Supplied data:

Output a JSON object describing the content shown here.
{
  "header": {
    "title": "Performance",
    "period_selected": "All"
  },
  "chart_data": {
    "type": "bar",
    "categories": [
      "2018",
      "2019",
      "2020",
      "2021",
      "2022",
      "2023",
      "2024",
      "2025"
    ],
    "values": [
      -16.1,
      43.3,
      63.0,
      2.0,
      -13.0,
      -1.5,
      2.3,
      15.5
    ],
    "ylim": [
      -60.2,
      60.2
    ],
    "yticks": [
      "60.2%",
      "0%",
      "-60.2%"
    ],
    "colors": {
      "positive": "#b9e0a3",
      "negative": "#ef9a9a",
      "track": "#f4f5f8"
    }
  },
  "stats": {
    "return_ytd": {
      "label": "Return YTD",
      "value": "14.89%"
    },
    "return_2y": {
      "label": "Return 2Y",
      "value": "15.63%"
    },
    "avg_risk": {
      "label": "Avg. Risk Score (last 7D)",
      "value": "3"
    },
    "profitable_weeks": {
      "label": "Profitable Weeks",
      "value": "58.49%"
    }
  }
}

* * *

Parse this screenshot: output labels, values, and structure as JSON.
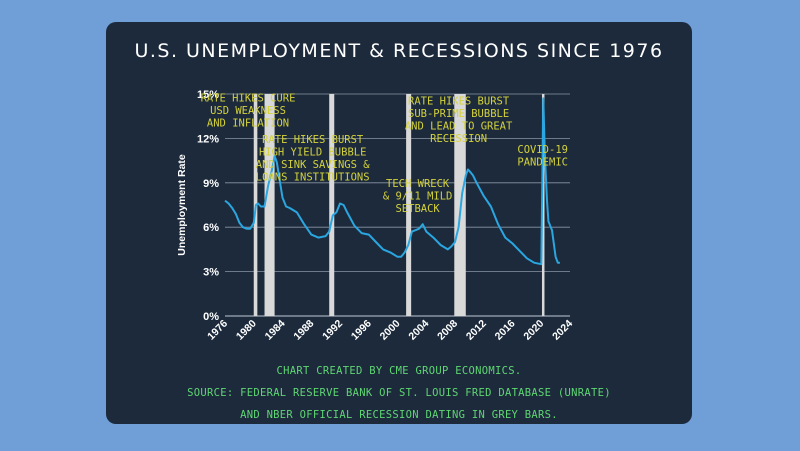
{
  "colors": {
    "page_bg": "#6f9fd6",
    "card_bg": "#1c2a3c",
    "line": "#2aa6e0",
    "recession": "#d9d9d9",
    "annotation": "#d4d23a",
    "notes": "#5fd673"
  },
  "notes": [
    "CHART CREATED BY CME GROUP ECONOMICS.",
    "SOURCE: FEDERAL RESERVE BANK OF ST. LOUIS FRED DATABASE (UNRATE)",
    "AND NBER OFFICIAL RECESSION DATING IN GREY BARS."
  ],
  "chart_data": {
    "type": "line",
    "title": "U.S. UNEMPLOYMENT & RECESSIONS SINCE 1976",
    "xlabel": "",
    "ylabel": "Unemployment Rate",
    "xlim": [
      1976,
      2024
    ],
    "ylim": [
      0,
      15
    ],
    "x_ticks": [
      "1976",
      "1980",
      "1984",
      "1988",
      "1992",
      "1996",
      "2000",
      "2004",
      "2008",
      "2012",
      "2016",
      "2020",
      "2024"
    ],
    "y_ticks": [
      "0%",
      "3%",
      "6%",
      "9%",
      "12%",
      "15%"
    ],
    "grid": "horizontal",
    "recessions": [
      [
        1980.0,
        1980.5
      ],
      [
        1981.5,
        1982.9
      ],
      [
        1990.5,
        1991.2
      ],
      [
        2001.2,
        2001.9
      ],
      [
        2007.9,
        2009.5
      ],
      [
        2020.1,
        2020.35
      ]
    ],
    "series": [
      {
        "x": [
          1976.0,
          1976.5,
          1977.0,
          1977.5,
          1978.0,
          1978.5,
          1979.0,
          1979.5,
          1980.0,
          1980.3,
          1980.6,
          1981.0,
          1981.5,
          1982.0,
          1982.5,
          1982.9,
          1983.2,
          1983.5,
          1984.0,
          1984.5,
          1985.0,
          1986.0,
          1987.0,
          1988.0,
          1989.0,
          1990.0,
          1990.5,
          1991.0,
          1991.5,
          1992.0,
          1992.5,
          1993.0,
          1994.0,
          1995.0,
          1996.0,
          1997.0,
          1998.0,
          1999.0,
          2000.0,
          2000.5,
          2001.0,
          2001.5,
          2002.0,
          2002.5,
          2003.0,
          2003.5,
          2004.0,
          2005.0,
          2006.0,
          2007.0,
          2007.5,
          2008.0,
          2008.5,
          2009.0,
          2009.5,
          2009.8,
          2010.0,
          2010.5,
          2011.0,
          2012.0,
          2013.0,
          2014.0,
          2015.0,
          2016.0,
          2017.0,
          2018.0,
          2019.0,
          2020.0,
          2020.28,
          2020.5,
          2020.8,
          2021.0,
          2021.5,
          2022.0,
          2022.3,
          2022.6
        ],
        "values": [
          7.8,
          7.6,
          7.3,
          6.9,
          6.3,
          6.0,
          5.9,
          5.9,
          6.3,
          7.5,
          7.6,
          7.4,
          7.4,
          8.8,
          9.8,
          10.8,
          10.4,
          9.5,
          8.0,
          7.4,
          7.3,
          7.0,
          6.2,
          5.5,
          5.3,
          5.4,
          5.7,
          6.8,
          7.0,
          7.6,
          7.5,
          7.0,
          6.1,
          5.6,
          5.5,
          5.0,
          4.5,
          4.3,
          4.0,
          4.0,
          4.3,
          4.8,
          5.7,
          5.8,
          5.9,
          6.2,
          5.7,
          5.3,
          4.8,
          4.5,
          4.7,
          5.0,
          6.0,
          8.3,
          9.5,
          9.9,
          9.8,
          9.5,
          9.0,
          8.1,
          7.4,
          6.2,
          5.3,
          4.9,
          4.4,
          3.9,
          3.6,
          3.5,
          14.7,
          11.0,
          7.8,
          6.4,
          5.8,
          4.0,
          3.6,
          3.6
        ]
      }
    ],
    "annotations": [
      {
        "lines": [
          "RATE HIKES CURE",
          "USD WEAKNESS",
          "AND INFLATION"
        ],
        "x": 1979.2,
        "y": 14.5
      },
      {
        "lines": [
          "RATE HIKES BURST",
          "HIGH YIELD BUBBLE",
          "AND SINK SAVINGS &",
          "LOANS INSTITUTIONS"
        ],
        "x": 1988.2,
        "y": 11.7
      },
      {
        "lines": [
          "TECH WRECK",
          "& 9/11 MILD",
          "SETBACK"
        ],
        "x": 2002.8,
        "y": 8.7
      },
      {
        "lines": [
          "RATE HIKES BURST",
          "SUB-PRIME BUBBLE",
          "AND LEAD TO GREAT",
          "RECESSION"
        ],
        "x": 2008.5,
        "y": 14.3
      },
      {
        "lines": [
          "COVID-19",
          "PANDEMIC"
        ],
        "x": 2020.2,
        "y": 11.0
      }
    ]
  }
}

Exercise aim: Report only the number of lines in the records that include the word "JSON".

Finished answer: 2